Objective >> All of the records listed below should be retyped exactly.

[Dataset items]
____
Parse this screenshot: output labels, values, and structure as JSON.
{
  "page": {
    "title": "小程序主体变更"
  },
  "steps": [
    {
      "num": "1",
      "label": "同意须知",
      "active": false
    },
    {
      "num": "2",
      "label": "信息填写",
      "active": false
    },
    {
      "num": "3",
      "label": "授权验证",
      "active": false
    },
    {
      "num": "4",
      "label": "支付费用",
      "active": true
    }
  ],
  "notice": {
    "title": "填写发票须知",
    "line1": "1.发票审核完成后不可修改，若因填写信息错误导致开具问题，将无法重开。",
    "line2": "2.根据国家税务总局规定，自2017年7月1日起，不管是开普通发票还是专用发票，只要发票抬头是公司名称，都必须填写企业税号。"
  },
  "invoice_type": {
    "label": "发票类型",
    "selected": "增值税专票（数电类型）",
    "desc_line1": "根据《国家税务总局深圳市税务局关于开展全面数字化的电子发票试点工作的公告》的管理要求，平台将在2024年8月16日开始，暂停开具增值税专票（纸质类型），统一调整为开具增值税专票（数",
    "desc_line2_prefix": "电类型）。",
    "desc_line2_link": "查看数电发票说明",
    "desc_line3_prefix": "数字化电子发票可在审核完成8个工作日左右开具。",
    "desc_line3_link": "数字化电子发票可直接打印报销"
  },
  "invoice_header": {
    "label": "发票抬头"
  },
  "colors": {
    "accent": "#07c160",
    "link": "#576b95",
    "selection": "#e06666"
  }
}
____
Output of the task >>
Parse this screenshot: output labels, values, and structure as JSON.
{
  "page": {
    "title": "小程序主体变更"
  },
  "steps": [
    {
      "num": "1",
      "label": "同意须知",
      "active": false
    },
    {
      "num": "2",
      "label": "信息填写",
      "active": false
    },
    {
      "num": "3",
      "label": "授权验证",
      "active": false
    },
    {
      "num": "4",
      "label": "支付费用",
      "active": true
    }
  ],
  "notice": {
    "title": "填写发票须知",
    "line1": "1.发票审核完成后不可修改，若因填写信息错误导致开具问题，将无法重开。",
    "line2": "2.根据国家税务总局规定，自2017年7月1日起，不管是开普通发票还是专用发票，只要发票抬头是公司名称，都必须填写企业税号。"
  },
  "invoice_type": {
    "label": "发票类型",
    "selected": "增值税专票（数电类型）",
    "desc_line1": "根据《国家税务总局深圳市税务局关于开展全面数字化的电子发票试点工作的公告》的管理要求，平台将在2024年8月16日开始，暂停开具增值税专票（纸质类型），统一调整为开具增值税专票（数",
    "desc_line2_prefix": "电类型）。",
    "desc_line2_link": "查看数电发票说明",
    "desc_line3_prefix": "数字化电子发票可在审核完成8个工作日左右开具。",
    "desc_line3_link": "数字化电子发票可直接打印报销"
  },
  "invoice_header": {
    "label": "发票抬头"
  },
  "colors": {
    "accent": "#07c160",
    "link": "#576b95",
    "selection": "#e06666"
  }
}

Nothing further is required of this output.